> **SOURCE PASSAGE**:

Search Engine Implementation - CS600 Project

Project Overview

This project implements a simplified search engine based on Section 23.6 of the textbook, designed to index and search HTML documents from a small website. The implementation uses inverted indexing as the core data structure and TF-IDF (Term Frequency-Inverse Document Frequency) for ranking search results.

Author

Ankit Dhandharia
Course: CS600
Project: Search Engine Implementation

Key Features

✅ Inverted Index: Efficient term-to-document mapping
✅ NLTK Stopwords: Comprehensive English stopword filtering
✅ TF-IDF Ranking: Relevance-based result ranking
✅ Hyperlink Extraction: Web crawler component
✅ Boundary Condition Handling: Robust error handling
✅ Interactive & Test Modes: Dual operation modes

Algorithms and Data Structures

1. Inverted Index

Description: An inverted index is the fundamental data structure used in search engines. It maps each term (word) to the set of documents that contain it.

Data Structure: defaultdict(set)

Key: Term (string)
Value: Set of document filenames containing the term

Example:

{
    "security": {"index.html", "network_security.html", "cloud_security.html"},
    "encryption": {"cryptography.html", "cloud_security.html"},
    "malware": {"malware_analysis.html", "incident_response.html"}
}

Algorithm:

For each HTML document:
- Parse HTML and extract text content
- Tokenize text into individual words
- Filter out stopwords and single characters
- For each remaining term:
  - Add the document to that term's set in the inverted index

Time Complexity: O(D × T) where D = number of documents, T = average terms per document
Space Complexity: O(V × D) where V = vocabulary size

Benefits:

O(1) lookup to find documents containing a term
Efficient for AND queries (set intersection)
Scalable for large document collections

2. TF-IDF Ranking Algorithm

Description: TF-IDF measures how important a term is to a document in a collection. It combines term frequency (how often a term appears in a document) with inverse document frequency (how rare the term is across all documents).

Formula:

TF-IDF(term, document) = TF(term, document) × IDF(term)

Where:
TF(term, document) = (count of term in document) / (total terms in document)
IDF(term) = log(total documents / documents containing term)

Implementation:

def calculate_tf_idf(self, term, document):
    # Term Frequency (normalized)
    term_count = self.term_frequency[term][document]
    doc_length = self.document_lengths[document]
    tf = term_count / doc_length if doc_length > 0 else 0
    
    # Inverse Document Frequency
    total_docs = len(self.documents)

> **REQUESTS**:
[1] In the search engine project description, what is the time complexity given for building the inverted index?
[2] Quote the search engine project description from "Description: TF-IDF measures" to "Term Frequency (normalized)".
[3] Continue the search engine project description from the point where it stops.
The entries that follow come from a separate source.

> **Source records**:

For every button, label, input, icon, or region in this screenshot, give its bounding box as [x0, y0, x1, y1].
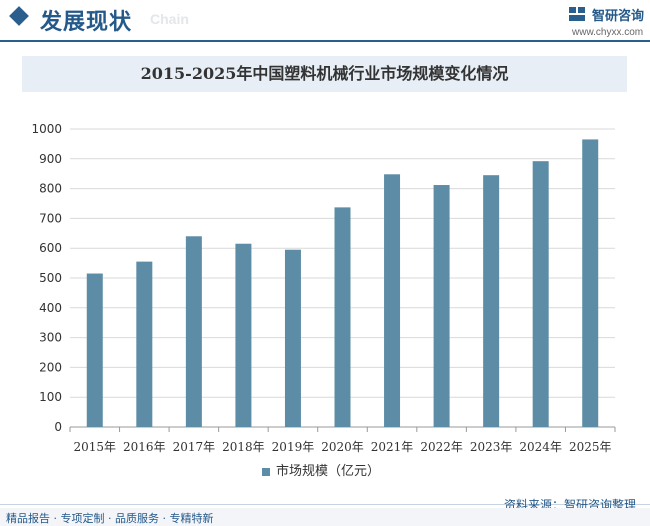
x-tick-label: 2025年 [569, 440, 612, 454]
footer-bar [0, 508, 650, 526]
y-tick-label: 500 [39, 271, 62, 285]
y-tick-label: 900 [39, 152, 62, 166]
diamond-icon [9, 6, 29, 26]
bar [235, 243, 252, 427]
legend-label: 市场规模（亿元） [276, 464, 381, 479]
bar [483, 175, 500, 427]
logo-name: 智研咨询 [592, 9, 645, 24]
logo-icon [569, 7, 585, 21]
x-tick-label: 2015年 [73, 440, 116, 454]
x-tick-label: 2019年 [272, 440, 315, 454]
bar [185, 236, 202, 427]
bar [384, 174, 401, 427]
x-tick-label: 2021年 [371, 440, 414, 454]
chart-title: 2015-2025年中国塑料机械行业市场规模变化情况 [22, 56, 627, 92]
legend: 市场规模（亿元） [262, 460, 380, 479]
y-tick-label: 600 [39, 241, 62, 255]
y-tick-label: 0 [54, 420, 62, 434]
bar [582, 139, 599, 427]
bar [433, 185, 450, 427]
footer-tagline: 精品报告 · 专项定制 · 品质服务 · 专精特新 [6, 512, 214, 525]
header-divider [0, 40, 650, 42]
y-tick-label: 800 [39, 182, 62, 196]
bar [334, 207, 351, 427]
bar [86, 273, 103, 427]
x-tick-label: 2020年 [321, 440, 364, 454]
x-tick-label: 2023年 [470, 440, 513, 454]
section-title: 发展现状 [40, 10, 133, 35]
bar [136, 261, 153, 427]
y-tick-label: 1000 [31, 122, 62, 136]
bar [284, 249, 301, 427]
x-tick-label: 2016年 [123, 440, 166, 454]
footer-divider [0, 504, 650, 505]
bar [532, 161, 549, 427]
x-tick-label: 2024年 [519, 440, 562, 454]
y-tick-label: 300 [39, 331, 62, 345]
y-tick-label: 200 [39, 360, 62, 374]
y-tick-label: 700 [39, 211, 62, 225]
bar-chart: 0 100 200 300 400 500 600 700 800 900 1000 2015年 201… [31, 122, 616, 454]
y-tick-label: 100 [39, 390, 62, 404]
section-subtitle: Chain [150, 11, 189, 27]
x-tick-label: 2018年 [222, 440, 265, 454]
x-tick-label: 2017年 [173, 440, 216, 454]
legend-swatch [262, 467, 270, 476]
y-tick-label: 400 [39, 301, 62, 315]
header: 发展现状 Chain 智研咨询 www.chyxx.com [0, 0, 650, 38]
logo-url: www.chyxx.com [572, 27, 644, 38]
x-tick-label: 2022年 [420, 440, 463, 454]
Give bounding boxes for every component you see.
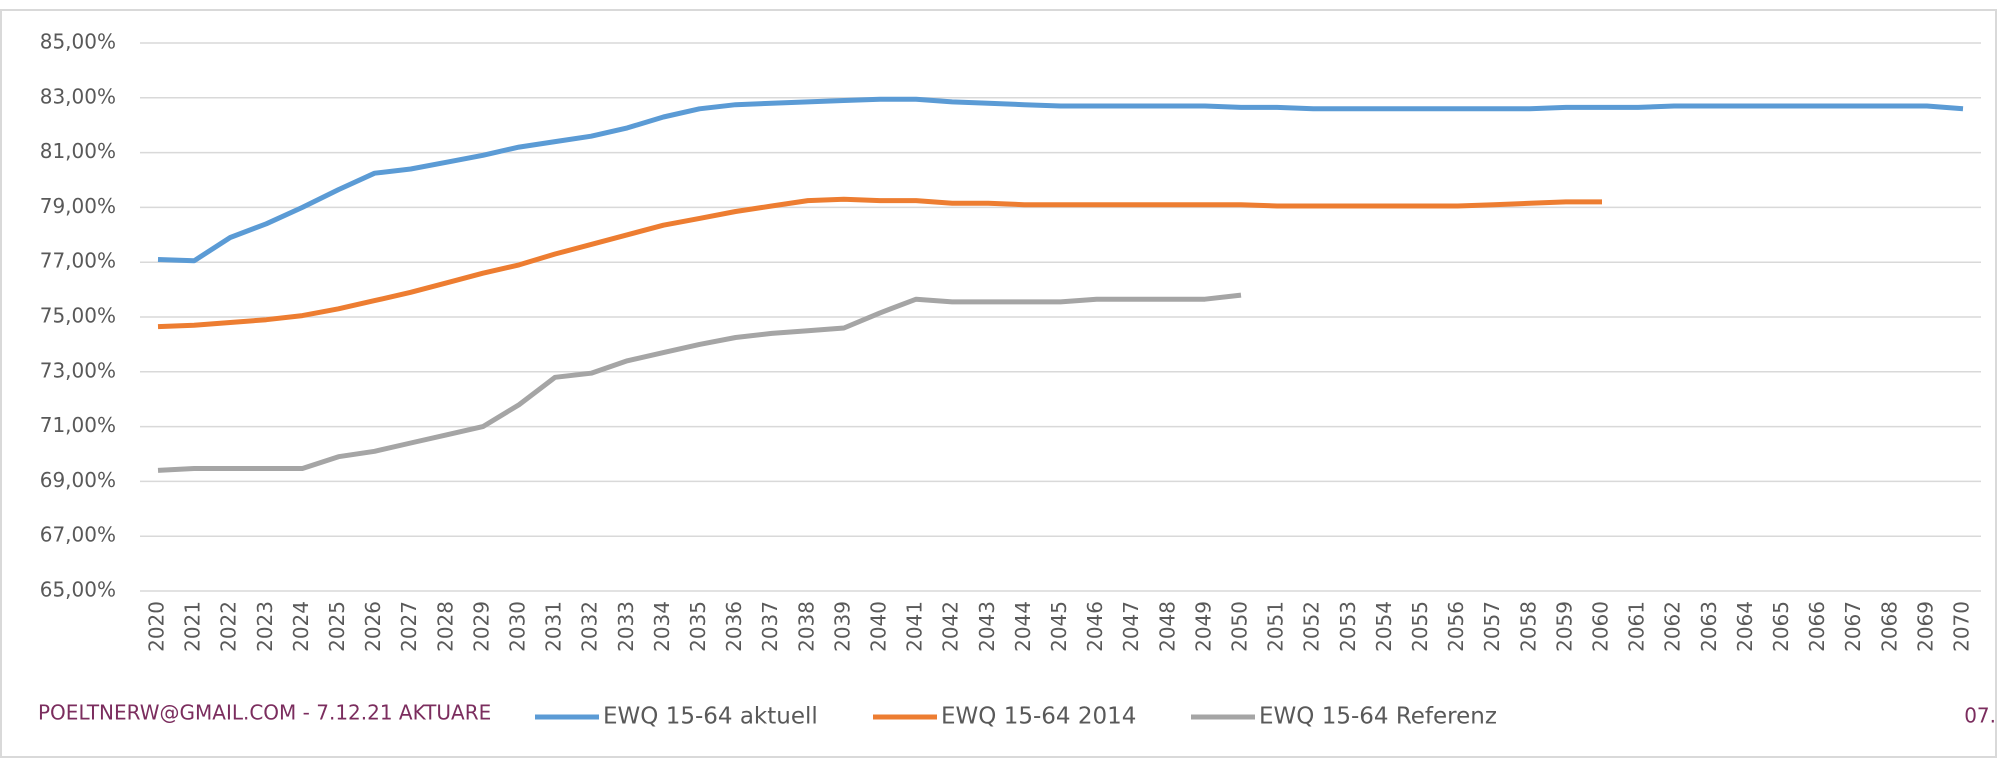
x-tick-label: 2067 [1841,601,1865,652]
x-tick-label: 2068 [1877,601,1901,652]
x-tick-label: 2031 [542,601,566,652]
x-tick-label: 2038 [794,601,818,652]
y-tick-label: 79,00% [40,194,116,218]
x-tick-label: 2047 [1119,601,1143,652]
x-tick-label: 2063 [1697,601,1721,652]
y-tick-label: 69,00% [40,468,116,492]
x-tick-label: 2048 [1155,601,1179,652]
footer-left: POELTNERW@GMAIL.COM - 7.12.21 AKTUARE [38,701,491,725]
y-tick-label: 75,00% [40,304,116,328]
x-tick-label: 2066 [1805,601,1829,652]
x-tick-label: 2043 [975,601,999,652]
x-tick-label: 2039 [830,601,854,652]
x-tick-label: 2021 [181,601,205,652]
footer-right: 07. [1964,704,1996,728]
x-tick-label: 2023 [253,601,277,652]
x-tick-label: 2044 [1011,601,1035,652]
y-tick-label: 77,00% [40,249,116,273]
x-tick-label: 2028 [433,601,457,652]
x-tick-label: 2069 [1913,601,1937,652]
x-tick-label: 2037 [758,601,782,652]
chart-frame [0,9,1997,758]
x-tick-label: 2026 [361,601,385,652]
x-tick-label: 2035 [686,601,710,652]
x-tick-label: 2065 [1769,601,1793,652]
x-tick-label: 2055 [1408,601,1432,652]
x-tick-label: 2029 [469,601,493,652]
x-tick-label: 2034 [650,601,674,652]
x-tick-label: 2060 [1588,601,1612,652]
x-tick-label: 2056 [1444,601,1468,652]
x-tick-label: 2058 [1516,601,1540,652]
x-tick-label: 2024 [289,601,313,652]
x-tick-label: 2032 [578,601,602,652]
series-line [157,196,1602,330]
x-tick-label: 2057 [1480,601,1504,652]
x-tick-label: 2061 [1625,601,1649,652]
x-tick-label: 2049 [1191,601,1215,652]
x-tick-label: 2052 [1300,601,1324,652]
x-tick-label: 2059 [1552,601,1576,652]
x-tick-label: 2033 [614,601,638,652]
x-tick-label: 2054 [1372,601,1396,652]
x-tick-label: 2051 [1264,601,1288,652]
x-tick-label: 2020 [145,601,169,652]
x-tick-label: 2022 [217,601,241,652]
legend-label: EWQ 15-64 2014 [941,704,1136,730]
x-tick-label: 2025 [325,601,349,652]
x-tick-label: 2042 [939,601,963,652]
y-tick-label: 81,00% [40,139,116,163]
series-line [157,96,1964,264]
x-tick-label: 2041 [903,601,927,652]
y-tick-label: 73,00% [40,358,116,382]
legend-label: EWQ 15-64 Referenz [1259,704,1497,730]
y-tick-label: 65,00% [40,578,116,602]
x-tick-label: 2045 [1047,601,1071,652]
y-tick-label: 71,00% [40,413,116,437]
x-tick-label: 2030 [506,601,530,652]
y-tick-label: 85,00% [40,30,116,54]
x-tick-label: 2064 [1733,601,1757,652]
legend-label: EWQ 15-64 aktuell [603,704,818,730]
x-tick-label: 2046 [1083,601,1107,652]
x-tick-label: 2053 [1336,601,1360,652]
x-tick-label: 2036 [722,601,746,652]
series-line [157,292,1242,473]
x-tick-label: 2040 [867,601,891,652]
x-tick-label: 2027 [397,601,421,652]
x-tick-label: 2070 [1949,601,1973,652]
y-tick-label: 83,00% [40,84,116,108]
y-tick-label: 67,00% [40,523,116,547]
x-tick-label: 2062 [1661,601,1685,652]
x-tick-label: 2050 [1227,601,1251,652]
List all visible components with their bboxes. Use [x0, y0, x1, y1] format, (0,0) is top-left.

> **ANSWERS FOR THIS EXERCISE**:
[1] O(D × T), where D is the number of documents and T is the average terms per document.

[2]
Description: TF-IDF measures how important a term is to a document in a collection. It combines term frequency (how often a term appears in a document) with inverse document frequency (how rare the term is across all documents).

Formula:

TF-IDF(term, document) = TF(term, document) × IDF(term)

Where:
TF(term, document) = (count of term in document) / (total terms in document)
IDF(term) = log(total documents / documents containing term)

Implementation:

def calculate_tf_idf(self, term, document):
    # Term Frequency (normalized)

[3]
    docs_with_term = self.document_frequency[term]
    idf = math.log(total_docs / docs_with_term) if docs_with_term > 0 else 0
    
    # TF-IDF Score
    return tf * idf

Ranking Process:

Find all documents containing ALL query terms (AND semantics)
For each matching document:
- Calculate TF-IDF score for each query term
- Sum the scores across all query terms
Sort documents by total score (highest first)

Benefits:

Gives higher scores to documents where query terms are frequent
Penalizes common terms that appear in many documents
Rewards rare, specific terms that are more discriminative
Better than simple term frequency counting

3. Additional Data Structures

Term Frequency: defaultdict(Counter)

Maps each term to a Counter of {document: frequency}
Used in TF-IDF calculation
Example: {"security": {"doc1.html": 5, "doc2.html": 3}}

Document Frequency: Counter

Counts how many documents contain each term
Used for IDF calculation
Example: {"security": 4, "encryption": 2}

Document Lengths: dict

Maps each document to its total number of terms (after filtering)
Used for normalizing term frequency
Example: {"index.html": 97, "cryptography.html": 260}

Hyperlinks: defaultdict(set)

Maps each document to the set of URLs it links to
Supports web crawler functionality
Example: {"index.html": {"cybersecurity_fundamentals.html", "cloud_security.html"}}

Approach and Implementation

Phase 1: Document Parsing

Read HTML files from the webpages/ directory
Use BeautifulSoup to parse HTML and extract text
Extract hyperlinks (anchor tags) for web crawler component
Tokenize text using regex: \b\w+\b
Convert all tokens to lowercase for case-insensitive matching

Phase 2: Filtering

Remove stopwords using NLTK's English stopwords corpus
- Stopwords: common words like "the", "and", "is", "are", etc.
- These words appear frequently but provide little semantic value
Remove single-character tokens
Keep only alphanumeric words

Phase 3: Indexing

Count term occurrences in each document (term frequency)
Update inverted index: add document to each term's set
Update document frequency: count documents containing each term
Store document length for normalization

Phase 4: Searching

Parse and filter the search query (same as documents)
Find documents containing ALL query terms (AND semantics)
- Use set intersection on inverted index entries
Calculate TF-IDF scores for matching documents
Rank results by total TF-IDF score (descending)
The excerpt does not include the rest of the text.